PROBLEM STATEMENT:
Locate each line of the material that contains "data", then return it.

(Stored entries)
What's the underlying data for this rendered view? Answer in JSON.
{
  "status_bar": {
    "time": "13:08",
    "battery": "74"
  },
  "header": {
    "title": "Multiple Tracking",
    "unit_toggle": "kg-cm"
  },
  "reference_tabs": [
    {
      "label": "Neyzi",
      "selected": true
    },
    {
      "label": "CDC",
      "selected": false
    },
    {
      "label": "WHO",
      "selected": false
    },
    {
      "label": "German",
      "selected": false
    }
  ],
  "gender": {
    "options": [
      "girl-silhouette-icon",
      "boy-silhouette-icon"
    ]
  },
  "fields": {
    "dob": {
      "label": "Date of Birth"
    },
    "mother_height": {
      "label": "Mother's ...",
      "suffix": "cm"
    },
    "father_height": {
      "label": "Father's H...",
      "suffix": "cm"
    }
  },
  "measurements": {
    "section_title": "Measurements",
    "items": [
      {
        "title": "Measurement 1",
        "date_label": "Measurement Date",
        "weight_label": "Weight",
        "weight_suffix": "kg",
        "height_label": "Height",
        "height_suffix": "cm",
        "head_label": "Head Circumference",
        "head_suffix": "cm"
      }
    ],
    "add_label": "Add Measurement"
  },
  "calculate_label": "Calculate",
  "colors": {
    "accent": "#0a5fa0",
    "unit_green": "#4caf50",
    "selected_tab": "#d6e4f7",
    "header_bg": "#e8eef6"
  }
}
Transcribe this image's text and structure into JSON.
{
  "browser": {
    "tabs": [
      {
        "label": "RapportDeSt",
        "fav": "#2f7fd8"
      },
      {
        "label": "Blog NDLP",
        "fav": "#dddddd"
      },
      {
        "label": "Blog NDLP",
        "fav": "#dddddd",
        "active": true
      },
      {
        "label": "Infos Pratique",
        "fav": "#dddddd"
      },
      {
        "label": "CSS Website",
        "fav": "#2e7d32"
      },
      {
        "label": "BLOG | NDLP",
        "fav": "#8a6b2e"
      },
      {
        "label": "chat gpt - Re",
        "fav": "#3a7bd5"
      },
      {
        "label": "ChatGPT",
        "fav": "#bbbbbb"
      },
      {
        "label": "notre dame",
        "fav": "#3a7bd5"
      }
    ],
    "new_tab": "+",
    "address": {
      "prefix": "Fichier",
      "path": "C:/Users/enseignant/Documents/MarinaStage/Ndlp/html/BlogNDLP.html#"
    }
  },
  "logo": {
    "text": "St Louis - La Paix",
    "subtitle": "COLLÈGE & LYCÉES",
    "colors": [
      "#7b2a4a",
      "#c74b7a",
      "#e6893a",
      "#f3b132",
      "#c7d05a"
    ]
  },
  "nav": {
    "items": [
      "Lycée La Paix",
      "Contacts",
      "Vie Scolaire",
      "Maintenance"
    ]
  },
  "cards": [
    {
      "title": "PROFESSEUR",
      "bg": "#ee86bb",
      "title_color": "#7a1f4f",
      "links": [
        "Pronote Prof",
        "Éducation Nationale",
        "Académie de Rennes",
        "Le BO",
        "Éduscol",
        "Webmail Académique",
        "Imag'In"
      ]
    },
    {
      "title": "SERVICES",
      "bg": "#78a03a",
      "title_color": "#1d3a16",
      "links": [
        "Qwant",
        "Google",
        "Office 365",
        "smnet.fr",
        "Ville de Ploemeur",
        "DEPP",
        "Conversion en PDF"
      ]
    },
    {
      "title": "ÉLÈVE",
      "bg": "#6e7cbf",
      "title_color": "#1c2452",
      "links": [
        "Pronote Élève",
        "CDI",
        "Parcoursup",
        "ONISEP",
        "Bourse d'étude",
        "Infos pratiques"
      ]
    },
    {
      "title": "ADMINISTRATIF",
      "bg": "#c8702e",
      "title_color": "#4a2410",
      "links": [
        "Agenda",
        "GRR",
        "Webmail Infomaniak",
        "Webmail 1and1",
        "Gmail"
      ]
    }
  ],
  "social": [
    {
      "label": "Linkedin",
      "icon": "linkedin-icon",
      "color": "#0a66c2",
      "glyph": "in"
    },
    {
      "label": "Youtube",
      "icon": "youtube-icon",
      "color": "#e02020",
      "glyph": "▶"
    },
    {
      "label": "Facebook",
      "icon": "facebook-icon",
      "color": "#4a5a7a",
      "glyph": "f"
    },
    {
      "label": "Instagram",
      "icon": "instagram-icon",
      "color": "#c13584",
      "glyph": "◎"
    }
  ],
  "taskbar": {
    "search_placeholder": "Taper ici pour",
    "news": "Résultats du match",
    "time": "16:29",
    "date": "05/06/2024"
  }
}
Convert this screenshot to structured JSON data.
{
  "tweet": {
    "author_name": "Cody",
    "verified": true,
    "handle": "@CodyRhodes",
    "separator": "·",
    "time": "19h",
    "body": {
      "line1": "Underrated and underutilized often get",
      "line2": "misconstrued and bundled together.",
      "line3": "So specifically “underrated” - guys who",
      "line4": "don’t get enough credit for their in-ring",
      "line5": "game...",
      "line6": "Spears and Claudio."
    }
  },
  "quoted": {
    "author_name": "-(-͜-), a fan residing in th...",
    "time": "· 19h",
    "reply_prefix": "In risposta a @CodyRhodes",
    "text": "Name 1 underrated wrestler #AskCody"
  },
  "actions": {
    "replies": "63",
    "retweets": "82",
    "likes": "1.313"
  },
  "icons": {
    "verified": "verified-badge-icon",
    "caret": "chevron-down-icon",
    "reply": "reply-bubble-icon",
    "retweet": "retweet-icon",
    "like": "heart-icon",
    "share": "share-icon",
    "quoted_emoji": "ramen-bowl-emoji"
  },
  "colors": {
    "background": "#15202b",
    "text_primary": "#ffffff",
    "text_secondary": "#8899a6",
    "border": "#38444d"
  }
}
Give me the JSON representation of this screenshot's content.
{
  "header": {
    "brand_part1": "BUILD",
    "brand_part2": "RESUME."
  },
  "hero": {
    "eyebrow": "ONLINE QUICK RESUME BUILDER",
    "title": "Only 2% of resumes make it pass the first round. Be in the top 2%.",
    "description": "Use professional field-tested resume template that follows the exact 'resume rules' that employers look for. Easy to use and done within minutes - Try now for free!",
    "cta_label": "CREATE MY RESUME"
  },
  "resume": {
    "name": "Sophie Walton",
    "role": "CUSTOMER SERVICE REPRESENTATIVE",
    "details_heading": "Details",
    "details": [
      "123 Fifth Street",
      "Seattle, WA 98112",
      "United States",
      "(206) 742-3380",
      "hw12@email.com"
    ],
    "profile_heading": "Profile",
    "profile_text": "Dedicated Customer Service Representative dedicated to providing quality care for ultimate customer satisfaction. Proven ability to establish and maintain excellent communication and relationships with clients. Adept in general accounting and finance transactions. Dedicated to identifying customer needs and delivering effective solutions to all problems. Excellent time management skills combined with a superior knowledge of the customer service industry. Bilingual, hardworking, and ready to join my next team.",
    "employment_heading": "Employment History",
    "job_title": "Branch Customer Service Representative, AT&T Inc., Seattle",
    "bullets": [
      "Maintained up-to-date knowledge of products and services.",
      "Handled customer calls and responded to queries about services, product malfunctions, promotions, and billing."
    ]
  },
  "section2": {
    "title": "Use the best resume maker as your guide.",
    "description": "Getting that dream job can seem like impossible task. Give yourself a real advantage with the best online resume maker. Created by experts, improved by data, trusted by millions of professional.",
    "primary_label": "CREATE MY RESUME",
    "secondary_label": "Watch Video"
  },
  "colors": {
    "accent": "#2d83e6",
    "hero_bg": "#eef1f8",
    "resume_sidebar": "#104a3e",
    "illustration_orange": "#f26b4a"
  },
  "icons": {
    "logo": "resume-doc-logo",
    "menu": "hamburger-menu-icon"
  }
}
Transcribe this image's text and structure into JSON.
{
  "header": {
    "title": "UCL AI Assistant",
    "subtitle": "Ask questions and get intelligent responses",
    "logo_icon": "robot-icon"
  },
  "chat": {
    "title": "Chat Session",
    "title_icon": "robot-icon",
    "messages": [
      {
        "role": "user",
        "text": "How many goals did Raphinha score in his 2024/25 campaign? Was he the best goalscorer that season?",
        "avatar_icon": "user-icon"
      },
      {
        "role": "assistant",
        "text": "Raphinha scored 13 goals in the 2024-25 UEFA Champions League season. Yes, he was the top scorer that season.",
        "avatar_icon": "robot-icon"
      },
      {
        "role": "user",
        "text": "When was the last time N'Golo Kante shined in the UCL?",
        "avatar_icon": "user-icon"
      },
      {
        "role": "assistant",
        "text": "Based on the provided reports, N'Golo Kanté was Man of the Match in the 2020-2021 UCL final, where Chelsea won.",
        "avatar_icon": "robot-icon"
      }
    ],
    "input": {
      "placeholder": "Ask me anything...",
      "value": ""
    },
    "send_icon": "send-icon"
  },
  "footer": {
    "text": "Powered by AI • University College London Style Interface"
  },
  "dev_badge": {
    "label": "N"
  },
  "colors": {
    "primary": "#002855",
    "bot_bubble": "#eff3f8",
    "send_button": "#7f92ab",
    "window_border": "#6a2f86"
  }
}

RESULT FOR THIS EXERCISE:
What's the underlying data for this rendered view? Answer in JSON.
Convert this screenshot to structured JSON data.
    "description": "Getting that dream job can seem like impossible task. Give yourself a real advantage with the best online resume maker. Created by experts, improved by data, trusted by millions of professional.",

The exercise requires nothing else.